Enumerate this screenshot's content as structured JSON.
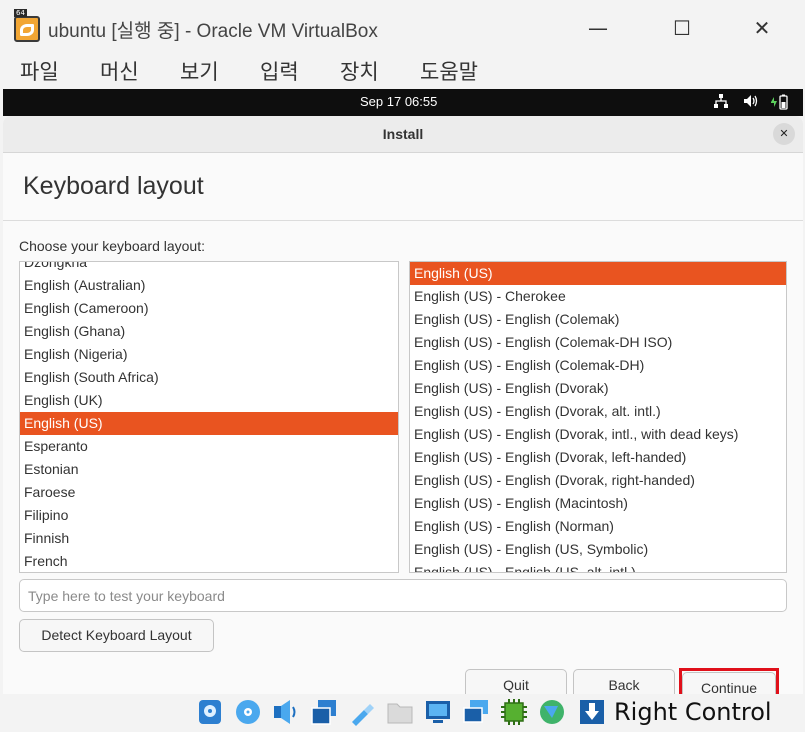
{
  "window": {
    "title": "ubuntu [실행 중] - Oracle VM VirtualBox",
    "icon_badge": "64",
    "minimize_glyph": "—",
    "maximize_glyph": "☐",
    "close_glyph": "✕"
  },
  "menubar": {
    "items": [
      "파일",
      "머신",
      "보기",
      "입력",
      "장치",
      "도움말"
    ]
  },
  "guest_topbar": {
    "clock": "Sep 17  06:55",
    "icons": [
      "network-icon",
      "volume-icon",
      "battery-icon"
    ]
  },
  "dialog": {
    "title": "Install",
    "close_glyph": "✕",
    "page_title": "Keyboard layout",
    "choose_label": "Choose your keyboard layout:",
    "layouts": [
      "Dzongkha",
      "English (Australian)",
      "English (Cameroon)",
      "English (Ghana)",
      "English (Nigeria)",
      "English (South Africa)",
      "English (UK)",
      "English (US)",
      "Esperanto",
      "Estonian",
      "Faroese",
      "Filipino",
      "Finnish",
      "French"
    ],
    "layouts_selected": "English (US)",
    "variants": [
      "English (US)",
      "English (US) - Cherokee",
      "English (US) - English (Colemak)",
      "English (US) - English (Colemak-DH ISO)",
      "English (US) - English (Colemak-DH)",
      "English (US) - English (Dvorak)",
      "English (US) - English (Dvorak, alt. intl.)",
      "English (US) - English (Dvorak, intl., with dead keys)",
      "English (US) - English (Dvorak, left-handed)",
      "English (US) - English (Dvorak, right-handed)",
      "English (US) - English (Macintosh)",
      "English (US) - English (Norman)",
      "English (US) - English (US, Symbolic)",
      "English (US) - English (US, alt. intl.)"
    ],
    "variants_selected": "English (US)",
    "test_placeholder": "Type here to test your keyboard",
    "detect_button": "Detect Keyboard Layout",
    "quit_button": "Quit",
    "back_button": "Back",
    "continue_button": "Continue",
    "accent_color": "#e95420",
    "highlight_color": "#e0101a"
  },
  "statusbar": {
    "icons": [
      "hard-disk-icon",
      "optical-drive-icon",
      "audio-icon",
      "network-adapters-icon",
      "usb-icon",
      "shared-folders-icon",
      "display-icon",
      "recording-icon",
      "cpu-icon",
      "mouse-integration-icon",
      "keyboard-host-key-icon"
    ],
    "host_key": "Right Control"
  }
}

□ □ □ □ □ □ □

Give back the whole listing as it stands, minus its pictures.

**Answer to the problem**
Enumerate this screenshot's content as structured JSON.
{
  "window": {
    "title": "ubuntu [실행 중] - Oracle VM VirtualBox",
    "icon_badge": "64",
    "minimize_glyph": "—",
    "maximize_glyph": "☐",
    "close_glyph": "✕"
  },
  "menubar": {
    "items": [
      "파일",
      "머신",
      "보기",
      "입력",
      "장치",
      "도움말"
    ]
  },
  "guest_topbar": {
    "clock": "Sep 17  06:55",
    "icons": [
      "network-icon",
      "volume-icon",
      "battery-icon"
    ]
  },
  "dialog": {
    "title": "Install",
    "close_glyph": "✕",
    "page_title": "Keyboard layout",
    "choose_label": "Choose your keyboard layout:",
    "layouts": [
      "Dzongkha",
      "English (Australian)",
      "English (Cameroon)",
      "English (Ghana)",
      "English (Nigeria)",
      "English (South Africa)",
      "English (UK)",
      "English (US)",
      "Esperanto",
      "Estonian",
      "Faroese",
      "Filipino",
      "Finnish",
      "French"
    ],
    "layouts_selected": "English (US)",
    "variants": [
      "English (US)",
      "English (US) - Cherokee",
      "English (US) - English (Colemak)",
      "English (US) - English (Colemak-DH ISO)",
      "English (US) - English (Colemak-DH)",
      "English (US) - English (Dvorak)",
      "English (US) - English (Dvorak, alt. intl.)",
      "English (US) - English (Dvorak, intl., with dead keys)",
      "English (US) - English (Dvorak, left-handed)",
      "English (US) - English (Dvorak, right-handed)",
      "English (US) - English (Macintosh)",
      "English (US) - English (Norman)",
      "English (US) - English (US, Symbolic)",
      "English (US) - English (US, alt. intl.)"
    ],
    "variants_selected": "English (US)",
    "test_placeholder": "Type here to test your keyboard",
    "detect_button": "Detect Keyboard Layout",
    "quit_button": "Quit",
    "back_button": "Back",
    "continue_button": "Continue",
    "accent_color": "#e95420",
    "highlight_color": "#e0101a"
  },
  "statusbar": {
    "icons": [
      "hard-disk-icon",
      "optical-drive-icon",
      "audio-icon",
      "network-adapters-icon",
      "usb-icon",
      "shared-folders-icon",
      "display-icon",
      "recording-icon",
      "cpu-icon",
      "mouse-integration-icon",
      "keyboard-host-key-icon"
    ],
    "host_key": "Right Control"
  }
}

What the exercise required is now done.